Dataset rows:
——

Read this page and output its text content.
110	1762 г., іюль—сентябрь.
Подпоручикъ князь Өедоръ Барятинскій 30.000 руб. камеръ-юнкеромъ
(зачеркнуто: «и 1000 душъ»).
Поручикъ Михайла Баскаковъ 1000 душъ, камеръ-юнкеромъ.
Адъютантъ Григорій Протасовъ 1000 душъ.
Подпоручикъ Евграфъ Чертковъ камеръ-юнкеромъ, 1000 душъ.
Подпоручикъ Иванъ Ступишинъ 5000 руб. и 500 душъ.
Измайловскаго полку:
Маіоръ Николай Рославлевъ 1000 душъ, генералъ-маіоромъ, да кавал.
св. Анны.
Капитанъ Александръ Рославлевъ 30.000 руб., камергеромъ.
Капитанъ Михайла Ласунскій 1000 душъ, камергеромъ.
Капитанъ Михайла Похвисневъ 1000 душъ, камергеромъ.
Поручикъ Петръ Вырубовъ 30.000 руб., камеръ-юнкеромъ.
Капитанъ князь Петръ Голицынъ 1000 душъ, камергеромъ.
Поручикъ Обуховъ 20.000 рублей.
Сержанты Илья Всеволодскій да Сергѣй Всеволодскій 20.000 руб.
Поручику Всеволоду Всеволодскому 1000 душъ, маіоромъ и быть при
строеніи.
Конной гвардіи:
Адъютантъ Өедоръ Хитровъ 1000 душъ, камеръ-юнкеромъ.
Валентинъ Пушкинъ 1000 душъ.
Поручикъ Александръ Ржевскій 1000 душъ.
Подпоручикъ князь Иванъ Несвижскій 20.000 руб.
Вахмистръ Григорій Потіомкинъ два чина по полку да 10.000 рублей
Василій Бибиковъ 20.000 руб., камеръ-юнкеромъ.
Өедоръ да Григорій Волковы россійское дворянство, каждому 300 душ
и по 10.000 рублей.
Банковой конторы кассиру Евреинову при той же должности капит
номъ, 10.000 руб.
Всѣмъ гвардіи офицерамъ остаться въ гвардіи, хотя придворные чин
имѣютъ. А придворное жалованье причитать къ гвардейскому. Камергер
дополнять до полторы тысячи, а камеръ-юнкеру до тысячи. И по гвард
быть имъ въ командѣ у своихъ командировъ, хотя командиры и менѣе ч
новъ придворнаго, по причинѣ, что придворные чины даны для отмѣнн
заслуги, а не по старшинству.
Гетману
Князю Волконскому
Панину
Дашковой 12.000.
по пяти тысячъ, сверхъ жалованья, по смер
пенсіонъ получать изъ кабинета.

——

__The request__
Return all of the entries word for word.

__Result below__
Read this page and output its text content.
110	1762 г., іюль—сентябрь.
Подпоручикъ князь Өедоръ Барятинскій 30.000 руб. камеръ-юнкеромъ
(зачеркнуто: «и 1000 душъ»).
Поручикъ Михайла Баскаковъ 1000 душъ, камеръ-юнкеромъ.
Адъютантъ Григорій Протасовъ 1000 душъ.
Подпоручикъ Евграфъ Чертковъ камеръ-юнкеромъ, 1000 душъ.
Подпоручикъ Иванъ Ступишинъ 5000 руб. и 500 душъ.
Измайловскаго полку:
Маіоръ Николай Рославлевъ 1000 душъ, генералъ-маіоромъ, да кавал.
св. Анны.
Капитанъ Александръ Рославлевъ 30.000 руб., камергеромъ.
Капитанъ Михайла Ласунскій 1000 душъ, камергеромъ.
Капитанъ Михайла Похвисневъ 1000 душъ, камергеромъ.
Поручикъ Петръ Вырубовъ 30.000 руб., камеръ-юнкеромъ.
Капитанъ князь Петръ Голицынъ 1000 душъ, камергеромъ.
Поручикъ Обуховъ 20.000 рублей.
Сержанты Илья Всеволодскій да Сергѣй Всеволодскій 20.000 руб.
Поручику Всеволоду Всеволодскому 1000 душъ, маіоромъ и быть при
строеніи.
Конной гвардіи:
Адъютантъ Өедоръ Хитровъ 1000 душъ, камеръ-юнкеромъ.
Валентинъ Пушкинъ 1000 душъ.
Поручикъ Александръ Ржевскій 1000 душъ.
Подпоручикъ князь Иванъ Несвижскій 20.000 руб.
Вахмистръ Григорій Потіомкинъ два чина по полку да 10.000 рублей
Василій Бибиковъ 20.000 руб., камеръ-юнкеромъ.
Өедоръ да Григорій Волковы россійское дворянство, каждому 300 душ
и по 10.000 рублей.
Банковой конторы кассиру Евреинову при той же должности капит
номъ, 10.000 руб.
Всѣмъ гвардіи офицерамъ остаться въ гвардіи, хотя придворные чин
имѣютъ. А придворное жалованье причитать къ гвардейскому. Камергер
дополнять до полторы тысячи, а камеръ-юнкеру до тысячи. И по гвард
быть имъ въ командѣ у своихъ командировъ, хотя командиры и менѣе ч
новъ придворнаго, по причинѣ, что придворные чины даны для отмѣнн
заслуги, а не по старшинству.
Гетману
Князю Волконскому
Панину
Дашковой 12.000.
по пяти тысячъ, сверхъ жалованья, по смер
пенсіонъ получать изъ кабинета.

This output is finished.